• [Objective]
Make an exact copy of all the entries below, with the pictures left out.

#####

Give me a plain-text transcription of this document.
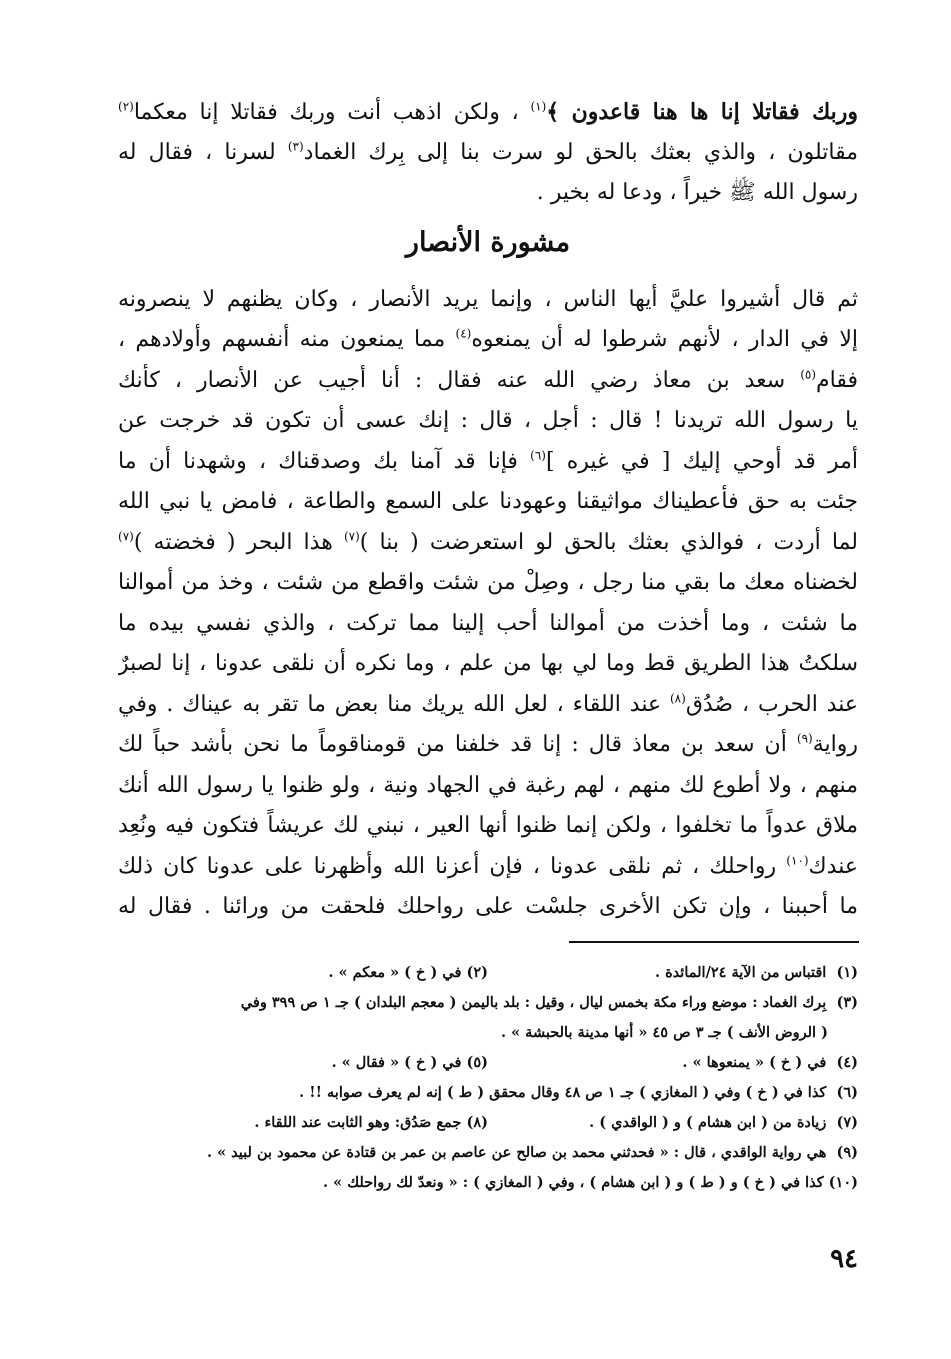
وربك فقاتلا إنا ها هنا قاعدون ﴾$^{(١)}$ ، ولكن اذهب أنت وربك فقاتلا إنا معكما$^{(٢)}$
مقاتلون ، والذي بعثك بالحق لو سرت بنا إلى بِرك الغماد$^{(٣)}$ لسرنا ، فقال له
رسول الله ﷺ خيراً ، ودعا له بخير .
مشورة الأنصار
ثم قال أشيروا عليَّ أيها الناس ، وإنما يريد الأنصار ، وكان يظنهم لا ينصرونه
إلا في الدار ، لأنهم شرطوا له أن يمنعوه$^{(٤)}$ مما يمنعون منه أنفسهم وأولادهم ،
فقام$^{(٥)}$ سعد بن معاذ رضي الله عنه فقال : أنا أجيب عن الأنصار ، كأنك
يا رسول الله تريدنا ! قال : أجل ، قال : إنك عسى أن تكون قد خرجت عن
أمر قد أوحي إليك [ في غيره ]$^{(٦)}$ فإنا قد آمنا بك وصدقناك ، وشهدنا أن ما
جئت به حق فأعطيناك مواثيقنا وعهودنا على السمع والطاعة ، فامض يا نبي الله
لما أردت ، فوالذي بعثك بالحق لو استعرضت ( بنا )$^{(٧)}$ هذا البحر ( فخضته )$^{(٧)}$
لخضناه معك ما بقي منا رجل ، وصِلْ من شئت واقطع من شئت ، وخذ من أموالنا
ما شئت ، وما أخذت من أموالنا أحب إلينا مما تركت ، والذي نفسي بيده ما
سلكتُ هذا الطريق قط وما لي بها من علم ، وما نكره أن نلقى عدونا ، إنا لصبرٌ
عند الحرب ، صُدُق$^{(٨)}$ عند اللقاء ، لعل الله يريك منا بعض ما تقر به عيناك . وفي
رواية$^{(٩)}$ أن سعد بن معاذ قال : إنا قد خلفنا من قومناقوماً ما نحن بأشد حباً لك
منهم ، ولا أطوع لك منهم ، لهم رغبة في الجهاد ونية ، ولو ظنوا يا رسول الله أنك
ملاق عدواً ما تخلفوا ، ولكن إنما ظنوا أنها العير ، نبني لك عريشاً فتكون فيه ونُعِد
عندك$^{(١٠)}$ رواحلك ، ثم نلقى عدونا ، فإن أعزنا الله وأظهرنا على عدونا كان ذلك
ما أحببنا ، وإن تكن الأخرى جلسْت على رواحلك فلحقت من ورائنا . فقال له
(١)  اقتباس من الآية ٢٤/المائدة .
(٢) في ( خ ) « معكم » .
(٣)  بِرك الغماد : موضع وراء مكة بخمس ليال ، وقيل : بلد باليمن ( معجم البلدان ) جـ ١ ص ٣٩٩ وفي
( الروض الأنف ) جـ ٣ ص ٤٥ « أنها مدينة بالحبشة » .
(٤)  في ( خ ) « يمنعوها » .
(٥) في ( خ ) « فقال » .
(٦)  كذا في ( خ ) وفي ( المغازي ) جـ ١ ص ٤٨ وقال محقق ( ط ) إنه لم يعرف صوابه !! .
(٧)  زيادة من ( ابن هشام ) و ( الواقدي ) .
(٨) جمع صَدُق: وهو الثابت عند اللقاء .
(٩)  هي رواية الواقدي ، قال : « فحدثني محمد بن صالح عن عاصم بن عمر بن قتادة عن محمود بن لبيد » .
(١٠) كذا في ( خ ) و ( ط ) و ( ابن هشام ) ، وفي ( المغازي ) : « ونعدّ لك رواحلك » .
٩٤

#####

• [Exercise response]
Give me a plain-text transcription of this document.
وربك فقاتلا إنا ها هنا قاعدون ﴾$^{(١)}$ ، ولكن اذهب أنت وربك فقاتلا إنا معكما$^{(٢)}$
مقاتلون ، والذي بعثك بالحق لو سرت بنا إلى بِرك الغماد$^{(٣)}$ لسرنا ، فقال له
رسول الله ﷺ خيراً ، ودعا له بخير .
مشورة الأنصار
ثم قال أشيروا عليَّ أيها الناس ، وإنما يريد الأنصار ، وكان يظنهم لا ينصرونه
إلا في الدار ، لأنهم شرطوا له أن يمنعوه$^{(٤)}$ مما يمنعون منه أنفسهم وأولادهم ،
فقام$^{(٥)}$ سعد بن معاذ رضي الله عنه فقال : أنا أجيب عن الأنصار ، كأنك
يا رسول الله تريدنا ! قال : أجل ، قال : إنك عسى أن تكون قد خرجت عن
أمر قد أوحي إليك [ في غيره ]$^{(٦)}$ فإنا قد آمنا بك وصدقناك ، وشهدنا أن ما
جئت به حق فأعطيناك مواثيقنا وعهودنا على السمع والطاعة ، فامض يا نبي الله
لما أردت ، فوالذي بعثك بالحق لو استعرضت ( بنا )$^{(٧)}$ هذا البحر ( فخضته )$^{(٧)}$
لخضناه معك ما بقي منا رجل ، وصِلْ من شئت واقطع من شئت ، وخذ من أموالنا
ما شئت ، وما أخذت من أموالنا أحب إلينا مما تركت ، والذي نفسي بيده ما
سلكتُ هذا الطريق قط وما لي بها من علم ، وما نكره أن نلقى عدونا ، إنا لصبرٌ
عند الحرب ، صُدُق$^{(٨)}$ عند اللقاء ، لعل الله يريك منا بعض ما تقر به عيناك . وفي
رواية$^{(٩)}$ أن سعد بن معاذ قال : إنا قد خلفنا من قومناقوماً ما نحن بأشد حباً لك
منهم ، ولا أطوع لك منهم ، لهم رغبة في الجهاد ونية ، ولو ظنوا يا رسول الله أنك
ملاق عدواً ما تخلفوا ، ولكن إنما ظنوا أنها العير ، نبني لك عريشاً فتكون فيه ونُعِد
عندك$^{(١٠)}$ رواحلك ، ثم نلقى عدونا ، فإن أعزنا الله وأظهرنا على عدونا كان ذلك
ما أحببنا ، وإن تكن الأخرى جلسْت على رواحلك فلحقت من ورائنا . فقال له
(١)  اقتباس من الآية ٢٤/المائدة .
(٢) في ( خ ) « معكم » .
(٣)  بِرك الغماد : موضع وراء مكة بخمس ليال ، وقيل : بلد باليمن ( معجم البلدان ) جـ ١ ص ٣٩٩ وفي
( الروض الأنف ) جـ ٣ ص ٤٥ « أنها مدينة بالحبشة » .
(٤)  في ( خ ) « يمنعوها » .
(٥) في ( خ ) « فقال » .
(٦)  كذا في ( خ ) وفي ( المغازي ) جـ ١ ص ٤٨ وقال محقق ( ط ) إنه لم يعرف صوابه !! .
(٧)  زيادة من ( ابن هشام ) و ( الواقدي ) .
(٨) جمع صَدُق: وهو الثابت عند اللقاء .
(٩)  هي رواية الواقدي ، قال : « فحدثني محمد بن صالح عن عاصم بن عمر بن قتادة عن محمود بن لبيد » .
(١٠) كذا في ( خ ) و ( ط ) و ( ابن هشام ) ، وفي ( المغازي ) : « ونعدّ لك رواحلك » .
٩٤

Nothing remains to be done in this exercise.